— START —
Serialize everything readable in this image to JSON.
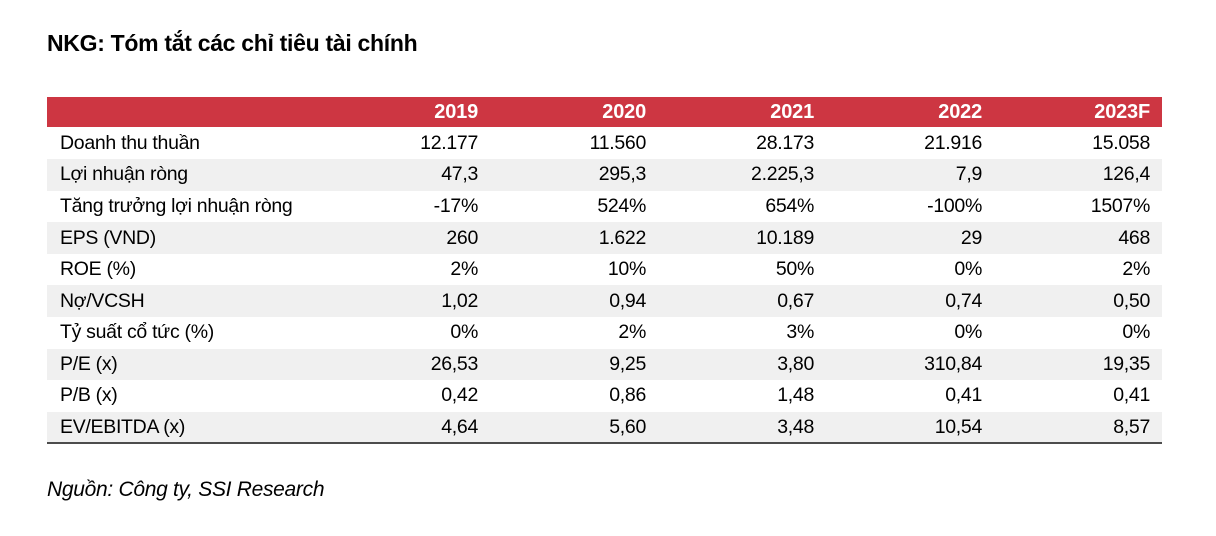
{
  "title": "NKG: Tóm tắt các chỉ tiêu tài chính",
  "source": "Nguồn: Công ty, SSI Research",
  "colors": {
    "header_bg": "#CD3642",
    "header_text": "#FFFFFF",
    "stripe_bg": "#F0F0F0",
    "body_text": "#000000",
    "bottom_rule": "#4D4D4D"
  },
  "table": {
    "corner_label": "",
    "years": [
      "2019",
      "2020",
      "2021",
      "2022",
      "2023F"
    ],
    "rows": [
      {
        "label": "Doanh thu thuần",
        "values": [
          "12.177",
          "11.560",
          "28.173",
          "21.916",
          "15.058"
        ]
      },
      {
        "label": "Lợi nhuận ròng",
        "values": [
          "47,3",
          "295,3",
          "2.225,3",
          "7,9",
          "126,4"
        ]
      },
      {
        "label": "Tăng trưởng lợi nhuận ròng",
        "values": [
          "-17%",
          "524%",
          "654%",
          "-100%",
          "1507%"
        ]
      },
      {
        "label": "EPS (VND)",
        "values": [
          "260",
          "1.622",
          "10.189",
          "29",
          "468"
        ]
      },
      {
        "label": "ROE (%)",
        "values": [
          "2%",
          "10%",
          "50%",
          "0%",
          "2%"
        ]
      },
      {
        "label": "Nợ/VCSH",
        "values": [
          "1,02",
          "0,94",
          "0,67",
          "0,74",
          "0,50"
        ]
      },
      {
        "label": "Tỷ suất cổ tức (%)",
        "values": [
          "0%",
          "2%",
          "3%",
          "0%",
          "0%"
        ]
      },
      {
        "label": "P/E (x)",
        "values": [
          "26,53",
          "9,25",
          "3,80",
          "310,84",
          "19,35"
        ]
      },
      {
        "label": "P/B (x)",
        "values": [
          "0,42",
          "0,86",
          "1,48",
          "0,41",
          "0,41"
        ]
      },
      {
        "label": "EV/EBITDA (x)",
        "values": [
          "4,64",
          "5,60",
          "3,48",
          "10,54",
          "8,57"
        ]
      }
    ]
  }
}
— END —
Requirement: Pictures are excluded; copy all other data exactly as shown.

Result:
Serialize everything readable in this image to JSON.
{
  "title": "NKG: Tóm tắt các chỉ tiêu tài chính",
  "source": "Nguồn: Công ty, SSI Research",
  "colors": {
    "header_bg": "#CD3642",
    "header_text": "#FFFFFF",
    "stripe_bg": "#F0F0F0",
    "body_text": "#000000",
    "bottom_rule": "#4D4D4D"
  },
  "table": {
    "corner_label": "",
    "years": [
      "2019",
      "2020",
      "2021",
      "2022",
      "2023F"
    ],
    "rows": [
      {
        "label": "Doanh thu thuần",
        "values": [
          "12.177",
          "11.560",
          "28.173",
          "21.916",
          "15.058"
        ]
      },
      {
        "label": "Lợi nhuận ròng",
        "values": [
          "47,3",
          "295,3",
          "2.225,3",
          "7,9",
          "126,4"
        ]
      },
      {
        "label": "Tăng trưởng lợi nhuận ròng",
        "values": [
          "-17%",
          "524%",
          "654%",
          "-100%",
          "1507%"
        ]
      },
      {
        "label": "EPS (VND)",
        "values": [
          "260",
          "1.622",
          "10.189",
          "29",
          "468"
        ]
      },
      {
        "label": "ROE (%)",
        "values": [
          "2%",
          "10%",
          "50%",
          "0%",
          "2%"
        ]
      },
      {
        "label": "Nợ/VCSH",
        "values": [
          "1,02",
          "0,94",
          "0,67",
          "0,74",
          "0,50"
        ]
      },
      {
        "label": "Tỷ suất cổ tức (%)",
        "values": [
          "0%",
          "2%",
          "3%",
          "0%",
          "0%"
        ]
      },
      {
        "label": "P/E (x)",
        "values": [
          "26,53",
          "9,25",
          "3,80",
          "310,84",
          "19,35"
        ]
      },
      {
        "label": "P/B (x)",
        "values": [
          "0,42",
          "0,86",
          "1,48",
          "0,41",
          "0,41"
        ]
      },
      {
        "label": "EV/EBITDA (x)",
        "values": [
          "4,64",
          "5,60",
          "3,48",
          "10,54",
          "8,57"
        ]
      }
    ]
  }
}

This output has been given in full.